Ugandan Lawyer and novelist (born 1968)

Kakwenza Rukirabashaija (born 1 October 1988) is a Ugandan novelist and lawyer. He is the author of The Greedy Barbarian The Savage Avenger and Banana Republic : Where Writing is Treasonous. He was named winner of the English PEN 2021 Pinter International Writer of Courage Award.

== Early life and education ==
Kakwenza was born on 1 October 1988 in Rukungiri District, South Western Uganda. He studied at several primary schools in the same district. He attended Kyamakanda Secondary School, Makobore High School and Kigezi College Butobere for O'level. He later joined Muyenga High School in Kampala for A'level. He graduated with a bachelor's degree of Laws from Cavendish University Uganda, degree in development studies from Kyambogo University, a master's degree in journalism from the University of Cape Town and a master of laws from Europa Universität Viadrina.

==Life==
On 13 April 2020, Kakwenza was arrested by security operatives from his home in Iganga and detained for publishing his first book The Greedy Barbarian which they believed was about the person of President Yoweri Museveni.

He was arrested again on 18 September 2020 after writing another novel, narrating his ordeal in the hands of his captors. The book is titled Banana Republic: Where Writing is Treasonous.

In February 2021, Kakwenza sued the Government of Uganda for the torture he suffered at the hands of Chieftaincy of Military Intelligence (CMI) security operatives.
------
### Try it
According to the text on Kakwenza Rukirabashaija, from which university did he earn a master's degree in journalism? The lines that follow the text come from a separate source.

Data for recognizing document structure
------
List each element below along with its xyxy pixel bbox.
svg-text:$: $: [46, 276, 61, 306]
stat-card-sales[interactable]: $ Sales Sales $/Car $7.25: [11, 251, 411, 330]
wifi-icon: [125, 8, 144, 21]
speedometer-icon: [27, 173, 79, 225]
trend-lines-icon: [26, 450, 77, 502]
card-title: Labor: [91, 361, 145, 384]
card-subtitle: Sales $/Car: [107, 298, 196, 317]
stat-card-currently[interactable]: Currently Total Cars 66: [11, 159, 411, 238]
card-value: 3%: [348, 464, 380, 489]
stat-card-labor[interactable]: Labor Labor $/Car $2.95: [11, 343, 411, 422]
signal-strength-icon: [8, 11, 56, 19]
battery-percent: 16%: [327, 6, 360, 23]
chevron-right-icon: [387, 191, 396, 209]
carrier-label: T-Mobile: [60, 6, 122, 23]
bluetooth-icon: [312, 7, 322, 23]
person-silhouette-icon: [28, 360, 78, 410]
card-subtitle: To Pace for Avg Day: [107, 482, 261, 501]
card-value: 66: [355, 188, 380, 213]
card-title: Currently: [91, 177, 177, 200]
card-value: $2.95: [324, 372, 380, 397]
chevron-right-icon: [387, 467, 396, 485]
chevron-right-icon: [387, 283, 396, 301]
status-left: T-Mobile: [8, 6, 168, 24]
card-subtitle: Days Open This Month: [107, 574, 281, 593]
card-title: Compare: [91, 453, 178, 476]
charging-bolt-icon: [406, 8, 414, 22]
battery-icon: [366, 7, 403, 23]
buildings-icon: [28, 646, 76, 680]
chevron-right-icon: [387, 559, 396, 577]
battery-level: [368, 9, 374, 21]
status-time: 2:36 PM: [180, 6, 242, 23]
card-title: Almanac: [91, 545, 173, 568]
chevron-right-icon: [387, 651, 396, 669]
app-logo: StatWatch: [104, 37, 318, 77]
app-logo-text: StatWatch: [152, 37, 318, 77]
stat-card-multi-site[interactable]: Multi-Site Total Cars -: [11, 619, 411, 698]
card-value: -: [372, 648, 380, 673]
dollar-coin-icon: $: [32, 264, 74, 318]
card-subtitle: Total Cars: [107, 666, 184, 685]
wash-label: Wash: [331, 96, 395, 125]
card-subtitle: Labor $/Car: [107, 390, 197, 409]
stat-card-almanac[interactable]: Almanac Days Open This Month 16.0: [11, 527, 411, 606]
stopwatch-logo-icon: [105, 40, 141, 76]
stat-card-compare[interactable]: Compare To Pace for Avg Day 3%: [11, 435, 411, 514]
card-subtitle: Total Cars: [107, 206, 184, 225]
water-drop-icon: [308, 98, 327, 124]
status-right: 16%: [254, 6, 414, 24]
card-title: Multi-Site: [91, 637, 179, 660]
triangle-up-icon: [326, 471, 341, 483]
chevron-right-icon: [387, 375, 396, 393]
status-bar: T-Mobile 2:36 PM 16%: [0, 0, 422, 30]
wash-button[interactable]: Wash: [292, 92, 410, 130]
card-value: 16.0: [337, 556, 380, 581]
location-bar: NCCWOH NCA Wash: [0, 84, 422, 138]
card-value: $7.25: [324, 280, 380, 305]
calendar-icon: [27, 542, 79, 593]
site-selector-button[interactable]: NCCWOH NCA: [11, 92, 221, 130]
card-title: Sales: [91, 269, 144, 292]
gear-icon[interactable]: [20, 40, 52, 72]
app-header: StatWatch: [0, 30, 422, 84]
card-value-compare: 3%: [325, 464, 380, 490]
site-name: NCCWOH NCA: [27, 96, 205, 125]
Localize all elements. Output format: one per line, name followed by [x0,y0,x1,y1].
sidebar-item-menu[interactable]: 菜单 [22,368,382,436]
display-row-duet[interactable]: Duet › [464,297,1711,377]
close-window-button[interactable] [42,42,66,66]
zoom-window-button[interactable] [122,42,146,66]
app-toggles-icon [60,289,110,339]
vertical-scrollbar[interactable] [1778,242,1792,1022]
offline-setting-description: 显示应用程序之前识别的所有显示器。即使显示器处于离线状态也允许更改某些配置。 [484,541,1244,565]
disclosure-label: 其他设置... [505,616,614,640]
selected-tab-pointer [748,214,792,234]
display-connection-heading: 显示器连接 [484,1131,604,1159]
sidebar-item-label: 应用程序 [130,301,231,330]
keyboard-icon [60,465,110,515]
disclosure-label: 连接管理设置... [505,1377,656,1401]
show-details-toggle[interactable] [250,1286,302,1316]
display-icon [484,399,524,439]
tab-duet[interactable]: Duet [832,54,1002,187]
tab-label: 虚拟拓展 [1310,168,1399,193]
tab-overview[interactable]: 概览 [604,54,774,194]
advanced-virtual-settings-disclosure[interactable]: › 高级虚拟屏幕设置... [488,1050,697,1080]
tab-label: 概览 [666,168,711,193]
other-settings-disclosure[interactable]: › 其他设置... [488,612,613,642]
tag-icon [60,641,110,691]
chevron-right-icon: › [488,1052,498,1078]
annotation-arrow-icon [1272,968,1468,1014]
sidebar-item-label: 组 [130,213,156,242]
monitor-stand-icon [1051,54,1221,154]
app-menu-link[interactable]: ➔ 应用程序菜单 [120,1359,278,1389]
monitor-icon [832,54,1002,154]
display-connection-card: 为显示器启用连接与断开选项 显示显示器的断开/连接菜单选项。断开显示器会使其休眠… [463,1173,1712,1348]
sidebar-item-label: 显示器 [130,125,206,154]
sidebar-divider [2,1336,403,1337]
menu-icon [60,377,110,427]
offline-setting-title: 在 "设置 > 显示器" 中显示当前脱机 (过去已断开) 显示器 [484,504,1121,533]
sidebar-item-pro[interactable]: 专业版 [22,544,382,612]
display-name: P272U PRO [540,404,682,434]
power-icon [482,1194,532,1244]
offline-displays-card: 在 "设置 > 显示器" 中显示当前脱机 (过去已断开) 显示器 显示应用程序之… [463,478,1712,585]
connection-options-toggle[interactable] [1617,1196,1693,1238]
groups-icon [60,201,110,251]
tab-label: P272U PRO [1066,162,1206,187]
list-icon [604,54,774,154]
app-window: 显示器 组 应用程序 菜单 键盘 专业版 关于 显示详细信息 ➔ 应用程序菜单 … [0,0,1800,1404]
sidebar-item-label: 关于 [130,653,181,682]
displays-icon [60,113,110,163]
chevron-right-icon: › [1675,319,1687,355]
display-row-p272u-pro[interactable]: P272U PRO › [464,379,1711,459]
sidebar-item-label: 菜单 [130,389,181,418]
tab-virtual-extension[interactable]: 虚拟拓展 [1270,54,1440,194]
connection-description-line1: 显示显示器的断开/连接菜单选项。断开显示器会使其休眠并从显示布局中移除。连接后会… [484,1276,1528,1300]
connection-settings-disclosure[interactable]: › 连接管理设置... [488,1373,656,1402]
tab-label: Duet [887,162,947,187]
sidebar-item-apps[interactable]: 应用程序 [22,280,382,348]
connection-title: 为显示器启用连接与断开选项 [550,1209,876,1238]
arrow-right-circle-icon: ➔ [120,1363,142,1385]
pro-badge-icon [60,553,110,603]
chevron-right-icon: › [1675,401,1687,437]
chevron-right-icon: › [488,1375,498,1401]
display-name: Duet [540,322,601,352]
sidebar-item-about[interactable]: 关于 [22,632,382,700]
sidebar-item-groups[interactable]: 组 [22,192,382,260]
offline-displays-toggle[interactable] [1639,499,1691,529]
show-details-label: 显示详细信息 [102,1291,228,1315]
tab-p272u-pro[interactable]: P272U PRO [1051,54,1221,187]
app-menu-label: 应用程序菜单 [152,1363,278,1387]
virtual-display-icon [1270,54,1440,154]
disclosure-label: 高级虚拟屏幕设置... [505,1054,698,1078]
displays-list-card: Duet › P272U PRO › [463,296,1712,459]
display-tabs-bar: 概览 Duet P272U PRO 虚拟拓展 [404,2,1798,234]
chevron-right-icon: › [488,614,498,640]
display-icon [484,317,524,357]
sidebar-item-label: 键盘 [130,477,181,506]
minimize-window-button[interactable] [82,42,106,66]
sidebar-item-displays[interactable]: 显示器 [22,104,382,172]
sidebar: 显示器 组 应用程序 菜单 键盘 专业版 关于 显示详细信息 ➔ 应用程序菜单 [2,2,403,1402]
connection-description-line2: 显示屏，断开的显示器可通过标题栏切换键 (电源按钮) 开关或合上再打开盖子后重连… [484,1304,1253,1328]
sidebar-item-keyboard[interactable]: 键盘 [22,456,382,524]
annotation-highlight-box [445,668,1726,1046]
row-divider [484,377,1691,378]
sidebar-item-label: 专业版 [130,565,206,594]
------
### Answer section
The University of Cape Town